EXERCISE PROMPT: Below is a block of records: output all of them exactly and leave out the pictures.

=== DATA SUPPLIED ===

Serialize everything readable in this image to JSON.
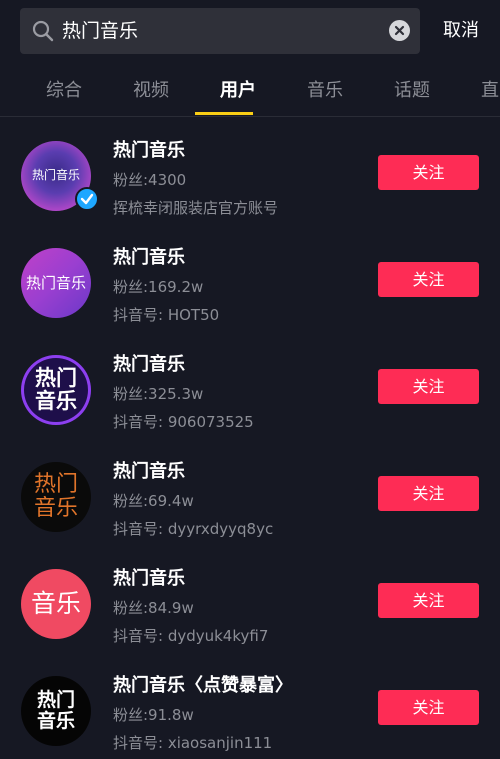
{
  "search": {
    "query": "热门音乐",
    "cancel_label": "取消"
  },
  "tabs": [
    {
      "label": "综合",
      "active": false
    },
    {
      "label": "视频",
      "active": false
    },
    {
      "label": "用户",
      "active": true
    },
    {
      "label": "音乐",
      "active": false
    },
    {
      "label": "话题",
      "active": false
    },
    {
      "label": "直",
      "active": false
    }
  ],
  "users": [
    {
      "name": "热门音乐",
      "fans": "粉丝:4300",
      "sub": "挥梳幸闭服装店官方账号",
      "avatar_text": "热门音乐",
      "verified": true,
      "follow_label": "关注"
    },
    {
      "name": "热门音乐",
      "fans": "粉丝:169.2w",
      "sub": "抖音号: HOT50",
      "avatar_text": "热门音乐",
      "verified": false,
      "follow_label": "关注"
    },
    {
      "name": "热门音乐",
      "fans": "粉丝:325.3w",
      "sub": "抖音号: 906073525",
      "avatar_text": "热门 音乐",
      "verified": false,
      "follow_label": "关注"
    },
    {
      "name": "热门音乐",
      "fans": "粉丝:69.4w",
      "sub": "抖音号: dyyrxdyyq8yc",
      "avatar_text": "热门 音乐",
      "verified": false,
      "follow_label": "关注"
    },
    {
      "name": "热门音乐",
      "fans": "粉丝:84.9w",
      "sub": "抖音号: dydyuk4kyfi7",
      "avatar_text": "音乐",
      "verified": false,
      "follow_label": "关注"
    },
    {
      "name": "热门音乐〈点赞暴富〉",
      "fans": "粉丝:91.8w",
      "sub": "抖音号: xiaosanjin111",
      "avatar_text": "热门 音乐",
      "verified": false,
      "follow_label": "关注"
    }
  ],
  "colors": {
    "background": "#161823",
    "accent_red": "#fe2c55",
    "tab_indicator": "#face15",
    "verified_blue": "#1ea7ff"
  }
}
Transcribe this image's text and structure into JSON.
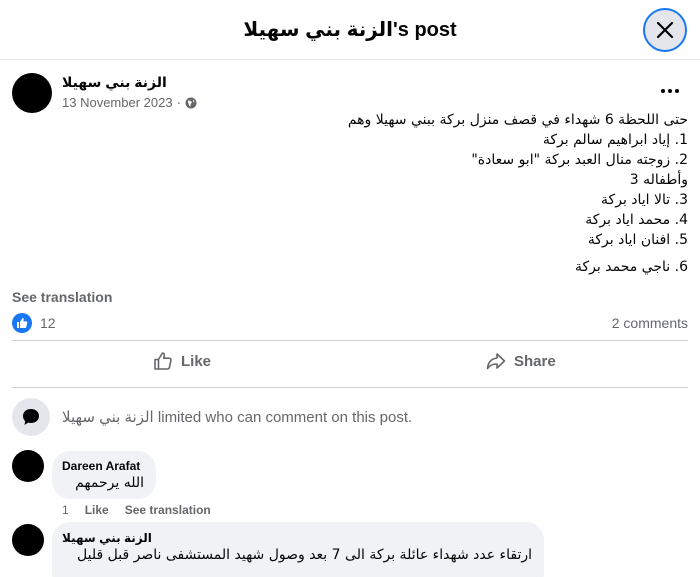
{
  "header": {
    "title": "الزنة بني سهيلا's post"
  },
  "post": {
    "author": "الزنة بني سهيلا",
    "date": "13 November 2023",
    "privacy_icon": "globe-icon",
    "lines": [
      "حتى اللحظة 6 شهداء في قصف منزل بركة ببني سهيلا وهم",
      "1. إياد ابراهيم سالم بركة",
      "2. زوجته  منال العبد  بركة \"ابو سعادة\"",
      "وأطفاله 3",
      "3. تالا اياد بركة",
      "4. محمد اياد بركة",
      "5. افنان اياد بركة",
      "6. ناجي محمد بركة"
    ],
    "see_translation": "See translation",
    "reaction_count": "12",
    "comment_count": "2 comments",
    "like_label": "Like",
    "share_label": "Share"
  },
  "limited_notice": "الزنة بني سهيلا limited who can comment on this post.",
  "comments": [
    {
      "author": "Dareen Arafat",
      "text": "الله يرحمهم",
      "time": "1",
      "like_label": "Like",
      "translate_label": "See translation"
    },
    {
      "author": "الزنة بني سهيلا",
      "text": "ارتقاء عدد شهداء عائلة بركة الى 7 بعد وصول شهيد المستشفى ناصر قبل قليل"
    }
  ],
  "colors": {
    "accent": "#1877f2",
    "secondary_text": "#65676b",
    "bubble": "#f0f2f5"
  }
}
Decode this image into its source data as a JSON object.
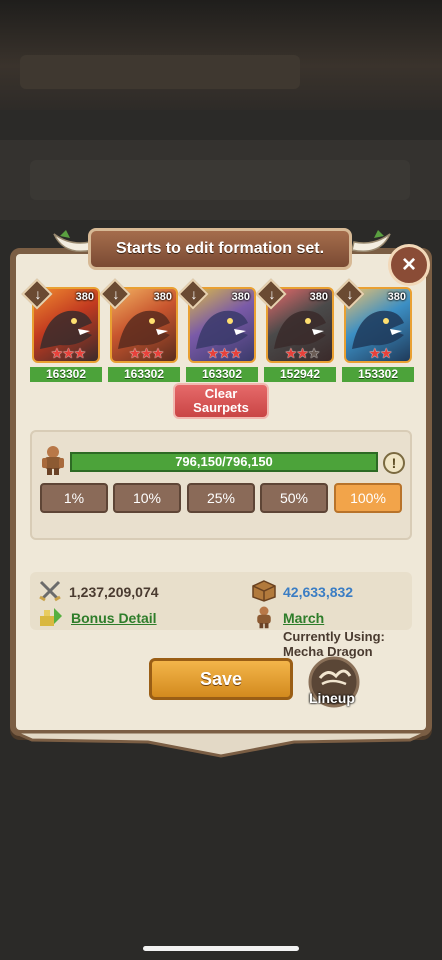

===

FULL RESPONSE:
Serialize everything readable in this image to JSON.
{
  "search": {
    "query": "热门音乐",
    "cancel_label": "取消"
  },
  "tabs": [
    {
      "label": "综合",
      "active": false
    },
    {
      "label": "视频",
      "active": false
    },
    {
      "label": "用户",
      "active": true
    },
    {
      "label": "音乐",
      "active": false
    },
    {
      "label": "话题",
      "active": false
    },
    {
      "label": "直",
      "active": false
    }
  ],
  "users": [
    {
      "name": "热门音乐",
      "fans": "粉丝:4300",
      "sub": "挥梳幸闭服装店官方账号",
      "avatar_text": "热门音乐",
      "verified": true,
      "follow_label": "关注"
    },
    {
      "name": "热门音乐",
      "fans": "粉丝:169.2w",
      "sub": "抖音号: HOT50",
      "avatar_text": "热门音乐",
      "verified": false,
      "follow_label": "关注"
    },
    {
      "name": "热门音乐",
      "fans": "粉丝:325.3w",
      "sub": "抖音号: 906073525",
      "avatar_text": "热门 音乐",
      "verified": false,
      "follow_label": "关注"
    },
    {
      "name": "热门音乐",
      "fans": "粉丝:69.4w",
      "sub": "抖音号: dyyrxdyyq8yc",
      "avatar_text": "热门 音乐",
      "verified": false,
      "follow_label": "关注"
    },
    {
      "name": "热门音乐",
      "fans": "粉丝:84.9w",
      "sub": "抖音号: dydyuk4kyfi7",
      "avatar_text": "音乐",
      "verified": false,
      "follow_label": "关注"
    },
    {
      "name": "热门音乐〈点赞暴富〉",
      "fans": "粉丝:91.8w",
      "sub": "抖音号: xiaosanjin111",
      "avatar_text": "热门 音乐",
      "verified": false,
      "follow_label": "关注"
    }
  ],
  "colors": {
    "background": "#161823",
    "accent_red": "#fe2c55",
    "tab_indicator": "#face15",
    "verified_blue": "#1ea7ff"
  }
}
Transcribe this image's text and structure into JSON.
{
  "header": {
    "title": "الزنة بني سهيلا's post"
  },
  "post": {
    "author": "الزنة بني سهيلا",
    "date": "13 November 2023",
    "privacy_icon": "globe-icon",
    "lines": [
      "حتى اللحظة 6 شهداء في قصف منزل بركة ببني سهيلا وهم",
      "1. إياد ابراهيم سالم بركة",
      "2. زوجته  منال العبد  بركة \"ابو سعادة\"",
      "وأطفاله 3",
      "3. تالا اياد بركة",
      "4. محمد اياد بركة",
      "5. افنان اياد بركة",
      "6. ناجي محمد بركة"
    ],
    "see_translation": "See translation",
    "reaction_count": "12",
    "comment_count": "2 comments",
    "like_label": "Like",
    "share_label": "Share"
  },
  "limited_notice": "الزنة بني سهيلا limited who can comment on this post.",
  "comments": [
    {
      "author": "Dareen Arafat",
      "text": "الله يرحمهم",
      "time": "1",
      "like_label": "Like",
      "translate_label": "See translation"
    },
    {
      "author": "الزنة بني سهيلا",
      "text": "ارتقاء عدد شهداء عائلة بركة الى 7 بعد وصول شهيد المستشفى ناصر قبل قليل"
    }
  ],
  "colors": {
    "accent": "#1877f2",
    "secondary_text": "#65676b",
    "bubble": "#f0f2f5"
  }
}
Decode this image into its source data as a JSON object.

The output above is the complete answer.